── PAGE EXTRACT ──

Urban Belly, Chef Bill Kim’s new Avondale noodle and dumpling house, is decent Asian food for unadventurous pseudo-foodies and hipsters with money to burn. Of course, you wouldn’t know it, as most of the local-eater-and-journalist set are drooling in their noodles and falling over their Twitter and blog-software interfaces and Yelp postings anointing it as the Second Coming.

I imagine many of these folks are too steeped in the lore of Chef Kim, the former Charlie Trotter disciple and executive chef of Le Lan. Here’s a guy who’s stepped down from his gourmet pedestal to bless the masses with an “affordable” take on soul-satisfying Asian comfort food and the Korean treats of his youth. It’s a pretty tempting legend. Walk in to the cave-dark confines, compliments of a drab paint job, of Urban Belly, and you’ll see Kim manning the pass with his black hair flopping over a “Karate Kid”-like Daniel-San do-rag, calling out table numbers and slurping on noodles to taste before he expedites his creations.

───
── DATA LINES ──

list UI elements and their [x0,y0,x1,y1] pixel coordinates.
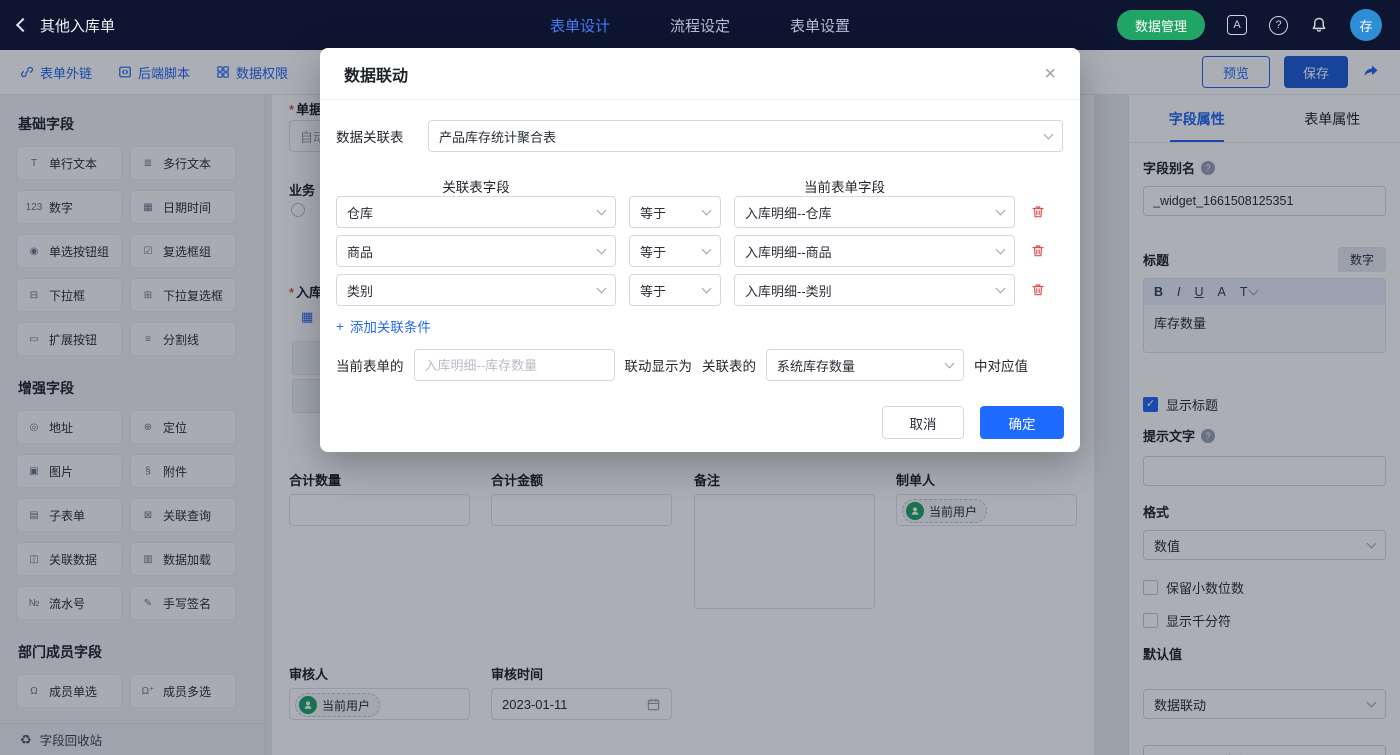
relation-table-row: 数据关联表 产品库存统计聚合表 [336,120,1063,152]
relation-table-label: 数据关联表 [336,126,428,146]
chevron-down-icon [996,206,1006,216]
topbar-actions: 数据管理 A ? 存 [1117,9,1382,41]
modal-footer: 取消 确定 [882,406,1064,439]
related-table-label: 关联表的 [702,355,756,375]
trash-icon [1030,204,1046,220]
condition-left-select[interactable]: 类别 [336,274,616,306]
condition-form-field-select[interactable]: 入库明细--商品 [734,235,1015,267]
form-title: 其他入库单 [40,15,115,36]
data-linkage-modal: 数据联动 × 数据关联表 产品库存统计聚合表 关联表字段 当前表单字段 仓库 等… [320,48,1080,452]
cancel-button[interactable]: 取消 [882,406,964,439]
tab-flow-setting[interactable]: 流程设定 [670,15,730,36]
column-header-related-field: 关联表字段 [336,176,616,196]
condition-row: 商品 等于 入库明细--商品 [336,235,1048,267]
relation-table-select[interactable]: 产品库存统计聚合表 [428,120,1063,152]
target-field-input[interactable] [414,349,615,381]
condition-operator-select[interactable]: 等于 [629,235,721,267]
chevron-down-icon [597,284,607,294]
chevron-down-icon [996,245,1006,255]
confirm-button[interactable]: 确定 [980,406,1064,439]
add-condition-link[interactable]: + 添加关联条件 [336,316,431,336]
chevron-down-icon [1044,130,1054,140]
condition-operator-select[interactable]: 等于 [629,274,721,306]
delete-condition-button[interactable] [1028,241,1048,261]
topbar-tabs: 表单设计 流程设定 表单设置 [550,0,850,50]
condition-form-field-select[interactable]: 入库明细--仓库 [734,196,1015,228]
linkage-target-row: 当前表单的 联动显示为 关联表的 系统库存数量 中对应值 [336,349,1028,381]
close-icon[interactable]: × [1044,64,1056,84]
help-icon[interactable]: ? [1269,16,1288,35]
plus-icon: + [336,319,344,334]
corresponding-value-label: 中对应值 [974,355,1028,375]
chevron-down-icon [597,245,607,255]
data-manage-button[interactable]: 数据管理 [1117,10,1205,40]
trash-icon [1030,282,1046,298]
display-as-label: 联动显示为 [625,355,693,375]
condition-left-select[interactable]: 商品 [336,235,616,267]
chevron-down-icon [996,284,1006,294]
column-header-form-field: 当前表单字段 [704,176,985,196]
delete-condition-button[interactable] [1028,280,1048,300]
condition-row: 类别 等于 入库明细--类别 [336,274,1048,306]
chevron-down-icon [597,206,607,216]
user-avatar[interactable]: 存 [1350,9,1382,41]
condition-row: 仓库 等于 入库明细--仓库 [336,196,1048,228]
notification-bell-icon[interactable] [1310,16,1328,34]
current-form-label: 当前表单的 [336,355,404,375]
condition-left-select[interactable]: 仓库 [336,196,616,228]
modal-title: 数据联动 [344,62,408,86]
delete-condition-button[interactable] [1028,202,1048,222]
condition-form-field-select[interactable]: 入库明细--类别 [734,274,1015,306]
chevron-down-icon [945,359,955,369]
app-screen: 其他入库单 表单设计 流程设定 表单设置 数据管理 A ? 存 表单外链 后端脚… [0,0,1400,755]
trash-icon [1030,243,1046,259]
chevron-down-icon [702,206,712,216]
chevron-down-icon [702,245,712,255]
tab-form-setting[interactable]: 表单设置 [790,15,850,36]
topbar: 其他入库单 表单设计 流程设定 表单设置 数据管理 A ? 存 [0,0,1400,50]
back-chevron-icon[interactable] [16,18,30,32]
condition-operator-select[interactable]: 等于 [629,196,721,228]
chevron-down-icon [702,284,712,294]
translate-icon[interactable]: A [1227,15,1247,35]
source-field-select[interactable]: 系统库存数量 [766,349,964,381]
tab-form-design[interactable]: 表单设计 [550,15,610,36]
modal-header: 数据联动 × [320,48,1080,100]
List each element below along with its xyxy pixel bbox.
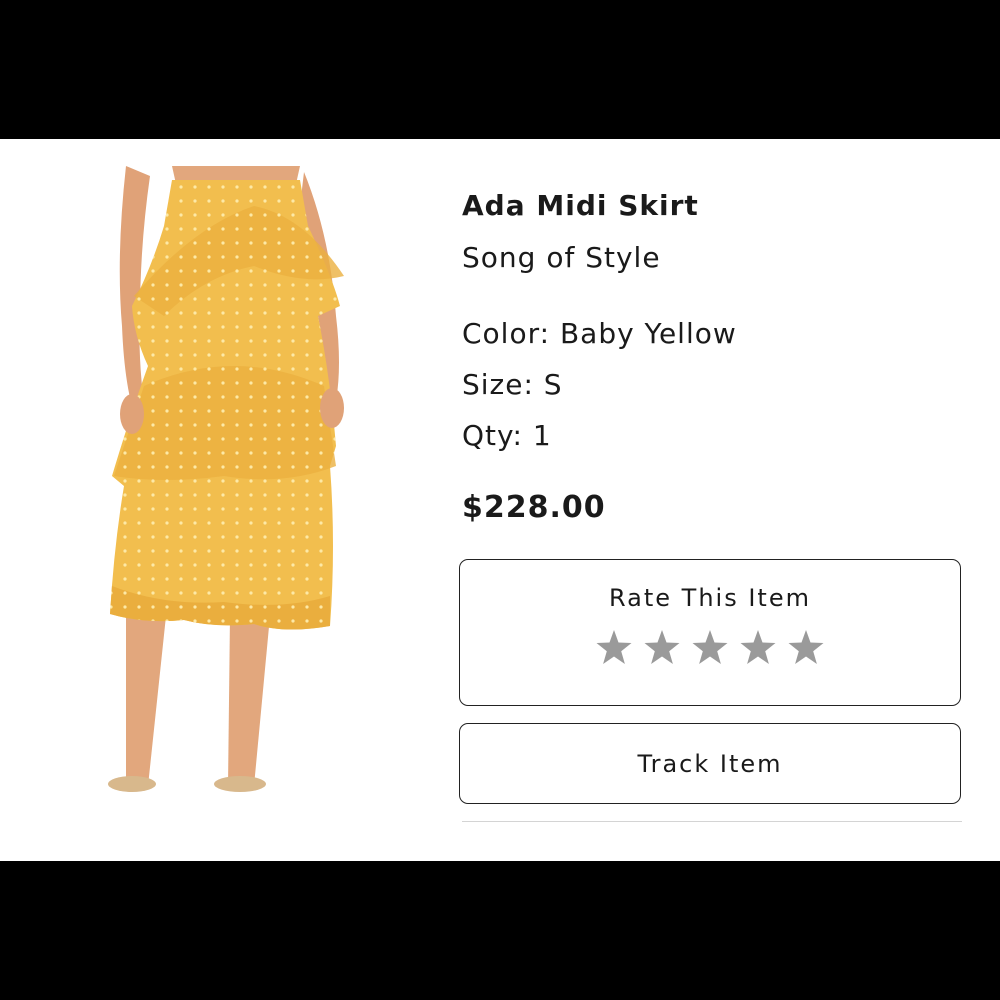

───

DIRECTIONS:
**a.** In the Urban Belly review, why is the restaurant's interior so dark?
**b.** Rewrite the stretch of the Urban Belly review from "Urban Belly, Chef" through "the Second Coming.", putting "trendsetters" in place of "hipsters".
**c.** Go on with the Urban Belly review from the point where it stops.

RESULTS FOR EACH TASK:
**a.** The review calls the space "cave-dark" and puts it down to a drab paint job.

**b.**
Urban Belly, Chef Bill Kim’s new Avondale noodle and dumpling house, is decent Asian food for unadventurous pseudo-foodies and trendsetters with money to burn. Of course, you wouldn’t know it, as most of the local-eater-and-journalist set are drooling in their noodles and falling over their Twitter and blog-software interfaces and Yelp postings anointing it as the Second Coming.

**c.**
There’s also the legend of Momofuku, David Chang’s similar NYC concept, to contend with. Though we’ve got members of the New York food media dubbing Chicago the first city of cuisine now, Chang’s noodle emporium has been hotter than any single restaurant, save maybe Alinea, in the national press. I’m guessing many of the food-obsessed have secretly longed for our own local Momofuku, so we could lord it over any and all comers that there’s nothing Chicago doesn’t own. Kim’s spot seemed the logical anointee. I’ve never been to Momofuku, but if Urban Belly is truly like Chang’s spot, then Chang’s success represents a supreme golden fleecing of American food media.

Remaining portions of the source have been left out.